- _GOAL OF THE EXERCISE_:
Reproduce each line exactly, including spacing and punctuation.

- _EXERCISE MATERIALS_:
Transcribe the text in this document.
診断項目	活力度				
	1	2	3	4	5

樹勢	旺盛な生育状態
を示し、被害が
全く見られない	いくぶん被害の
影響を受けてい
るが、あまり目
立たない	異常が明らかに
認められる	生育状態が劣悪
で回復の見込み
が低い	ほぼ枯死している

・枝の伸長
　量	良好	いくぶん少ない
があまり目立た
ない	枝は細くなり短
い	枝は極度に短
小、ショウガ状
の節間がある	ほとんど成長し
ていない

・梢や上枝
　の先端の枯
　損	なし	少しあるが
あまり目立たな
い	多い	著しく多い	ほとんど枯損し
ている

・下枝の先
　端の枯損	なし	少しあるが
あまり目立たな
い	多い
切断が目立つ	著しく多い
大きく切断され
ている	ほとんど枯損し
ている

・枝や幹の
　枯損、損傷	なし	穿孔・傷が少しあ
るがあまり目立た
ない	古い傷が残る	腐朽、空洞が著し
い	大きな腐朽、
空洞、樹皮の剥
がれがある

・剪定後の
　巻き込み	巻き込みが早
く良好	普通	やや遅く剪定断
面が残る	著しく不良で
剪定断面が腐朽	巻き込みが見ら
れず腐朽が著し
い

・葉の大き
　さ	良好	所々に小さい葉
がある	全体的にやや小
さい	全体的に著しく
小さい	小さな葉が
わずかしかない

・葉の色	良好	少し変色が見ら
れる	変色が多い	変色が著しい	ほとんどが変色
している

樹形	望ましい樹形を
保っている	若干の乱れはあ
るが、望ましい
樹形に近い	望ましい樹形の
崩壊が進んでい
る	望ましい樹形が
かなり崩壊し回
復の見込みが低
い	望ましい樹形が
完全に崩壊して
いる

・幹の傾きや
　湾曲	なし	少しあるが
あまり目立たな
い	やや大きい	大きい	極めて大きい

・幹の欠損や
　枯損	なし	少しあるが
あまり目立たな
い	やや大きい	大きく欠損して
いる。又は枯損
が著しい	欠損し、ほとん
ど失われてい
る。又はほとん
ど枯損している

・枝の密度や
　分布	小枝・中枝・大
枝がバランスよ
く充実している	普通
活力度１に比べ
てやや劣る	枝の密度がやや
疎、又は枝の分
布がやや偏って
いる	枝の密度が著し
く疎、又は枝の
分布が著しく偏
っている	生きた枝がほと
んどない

- _FULL OUTPUT_:
Transcribe the text in this document.
診断項目	活力度				
	1	2	3	4	5

樹勢	旺盛な生育状態
を示し、被害が
全く見られない	いくぶん被害の
影響を受けてい
るが、あまり目
立たない	異常が明らかに
認められる	生育状態が劣悪
で回復の見込み
が低い	ほぼ枯死している

・枝の伸長
　量	良好	いくぶん少ない
があまり目立た
ない	枝は細くなり短
い	枝は極度に短
小、ショウガ状
の節間がある	ほとんど成長し
ていない

・梢や上枝
　の先端の枯
　損	なし	少しあるが
あまり目立たな
い	多い	著しく多い	ほとんど枯損し
ている

・下枝の先
　端の枯損	なし	少しあるが
あまり目立たな
い	多い
切断が目立つ	著しく多い
大きく切断され
ている	ほとんど枯損し
ている

・枝や幹の
　枯損、損傷	なし	穿孔・傷が少しあ
るがあまり目立た
ない	古い傷が残る	腐朽、空洞が著し
い	大きな腐朽、
空洞、樹皮の剥
がれがある

・剪定後の
　巻き込み	巻き込みが早
く良好	普通	やや遅く剪定断
面が残る	著しく不良で
剪定断面が腐朽	巻き込みが見ら
れず腐朽が著し
い

・葉の大き
　さ	良好	所々に小さい葉
がある	全体的にやや小
さい	全体的に著しく
小さい	小さな葉が
わずかしかない

・葉の色	良好	少し変色が見ら
れる	変色が多い	変色が著しい	ほとんどが変色
している

樹形	望ましい樹形を
保っている	若干の乱れはあ
るが、望ましい
樹形に近い	望ましい樹形の
崩壊が進んでい
る	望ましい樹形が
かなり崩壊し回
復の見込みが低
い	望ましい樹形が
完全に崩壊して
いる

・幹の傾きや
　湾曲	なし	少しあるが
あまり目立たな
い	やや大きい	大きい	極めて大きい

・幹の欠損や
　枯損	なし	少しあるが
あまり目立たな
い	やや大きい	大きく欠損して
いる。又は枯損
が著しい	欠損し、ほとん
ど失われてい
る。又はほとん
ど枯損している

・枝の密度や
　分布	小枝・中枝・大
枝がバランスよ
く充実している	普通
活力度１に比べ
てやや劣る	枝の密度がやや
疎、又は枝の分
布がやや偏って
いる	枝の密度が著し
く疎、又は枝の
分布が著しく偏
っている	生きた枝がほと
んどない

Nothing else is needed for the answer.